OBJECTIVE: Below are the records; collect from them each line containing the string "productores".

INPUT DATA:
◆ ◆ ◆ ◆ ◆ ◆ ◆
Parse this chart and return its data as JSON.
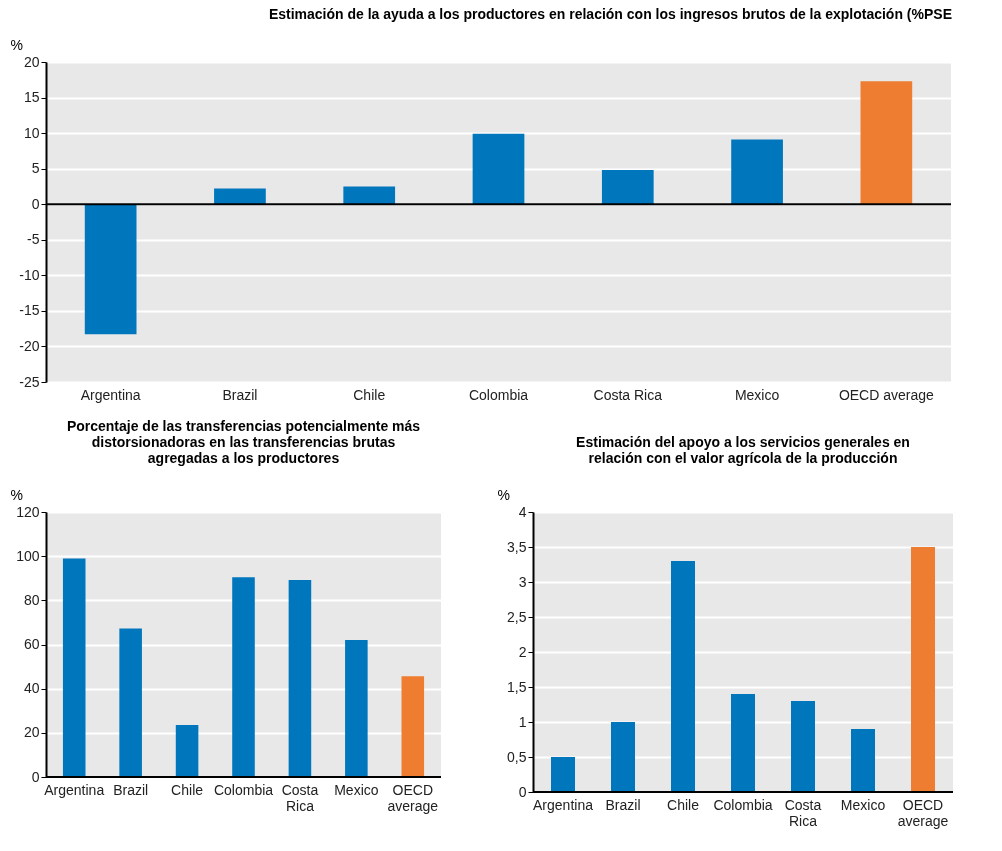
{
  "chart_data": [
    {
      "type": "bar",
      "title": "Estimación de la ayuda a los productores en relación con los ingresos brutos de la explotación (%PSE",
      "ylabel": "%",
      "categories": [
        "Argentina",
        "Brazil",
        "Chile",
        "Colombia",
        "Costa Rica",
        "Mexico",
        "OECD average"
      ],
      "values": [
        -18.3,
        2.2,
        2.5,
        9.9,
        4.8,
        9.1,
        17.3
      ],
      "colors": [
        "#0077bd",
        "#0077bd",
        "#0077bd",
        "#0077bd",
        "#0077bd",
        "#0077bd",
        "#ee7d31"
      ],
      "ylim": [
        -25,
        20
      ],
      "yticks": [
        -25,
        -20,
        -15,
        -10,
        -5,
        0,
        5,
        10,
        15,
        20
      ],
      "grid": "y"
    },
    {
      "type": "bar",
      "title": "Porcentaje de las transferencias potencialmente más distorsionadoras en las transferencias brutas agregadas a los productores",
      "ylabel": "%",
      "categories": [
        "Argentina",
        "Brazil",
        "Chile",
        "Colombia",
        "Costa Rica",
        "Mexico",
        "OECD average"
      ],
      "values": [
        99,
        67.2,
        23.5,
        90.5,
        89.2,
        62,
        45.6
      ],
      "colors": [
        "#0077bd",
        "#0077bd",
        "#0077bd",
        "#0077bd",
        "#0077bd",
        "#0077bd",
        "#ee7d31"
      ],
      "ylim": [
        0,
        120
      ],
      "yticks": [
        0,
        20,
        40,
        60,
        80,
        100,
        120
      ],
      "grid": "y"
    },
    {
      "type": "bar",
      "title": "Estimación del apoyo a los servicios generales en relación con el valor agrícola de la producción",
      "ylabel": "%",
      "categories": [
        "Argentina",
        "Brazil",
        "Chile",
        "Colombia",
        "Costa Rica",
        "Mexico",
        "OECD average"
      ],
      "values": [
        0.5,
        1.0,
        3.3,
        1.4,
        1.3,
        0.9,
        3.5
      ],
      "colors": [
        "#0077bd",
        "#0077bd",
        "#0077bd",
        "#0077bd",
        "#0077bd",
        "#0077bd",
        "#ee7d31"
      ],
      "ylim": [
        0,
        4
      ],
      "yticks": [
        0,
        {
          "value": 0.5,
          "label": "0,5"
        },
        1,
        {
          "value": 1.5,
          "label": "1,5"
        },
        2,
        {
          "value": 2.5,
          "label": "2,5"
        },
        3,
        {
          "value": 3.5,
          "label": "3,5"
        },
        4
      ],
      "grid": "y"
    }
  ]
}
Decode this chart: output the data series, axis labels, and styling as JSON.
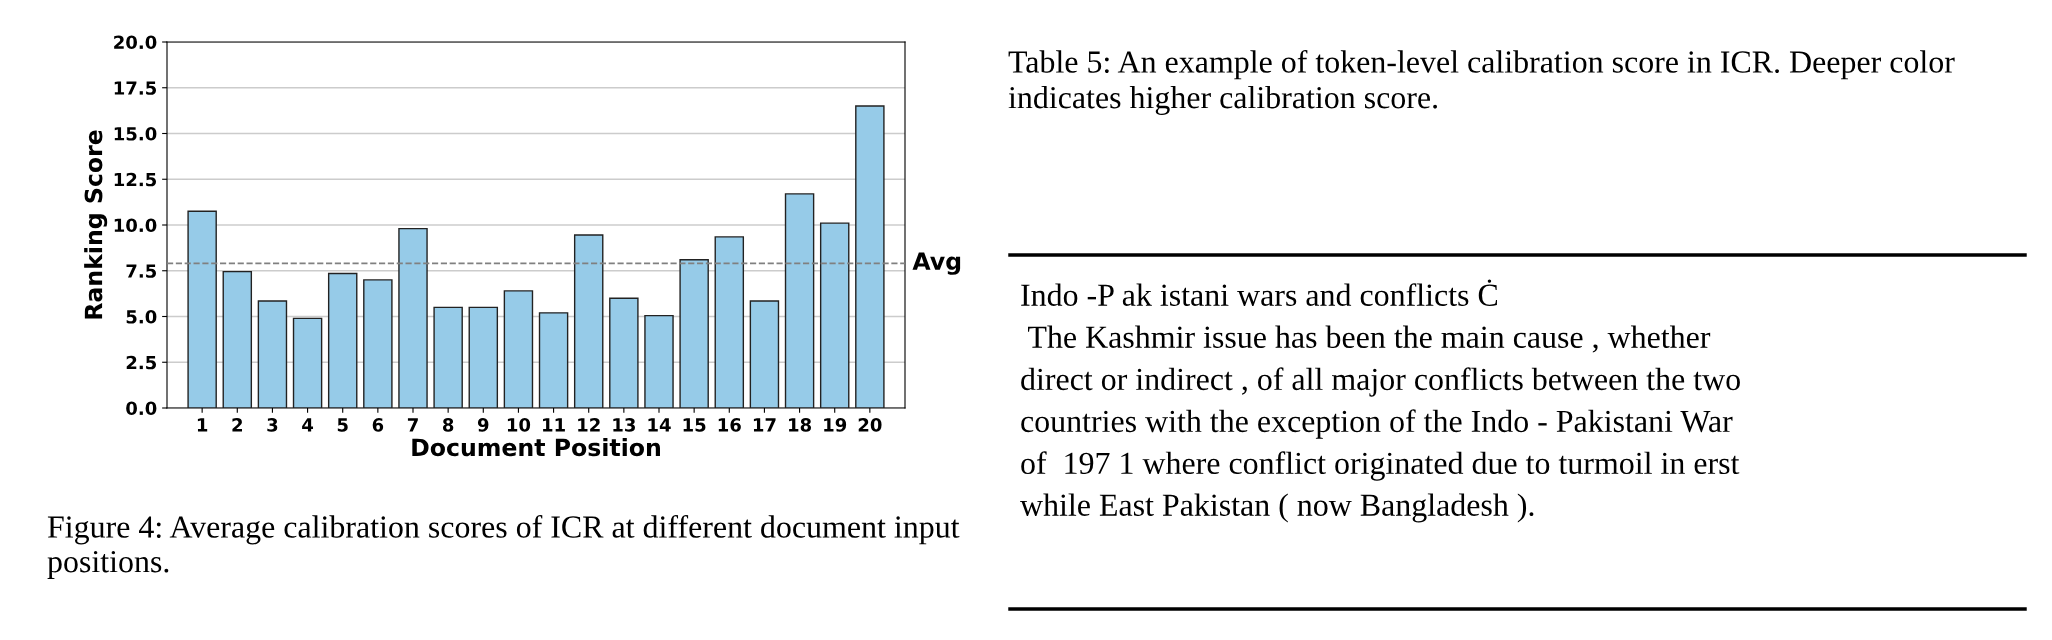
◆ ◆ ◆ ◆ ◆ ◆ ◆
TASK RESULT:
      "title": "Estimación de la ayuda a los productores en relación con los ingresos brutos de la explotación (%PSE",
      "title": "Porcentaje de las transferencias potencialmente más distorsionadoras en las transferencias brutas agregadas a los productores",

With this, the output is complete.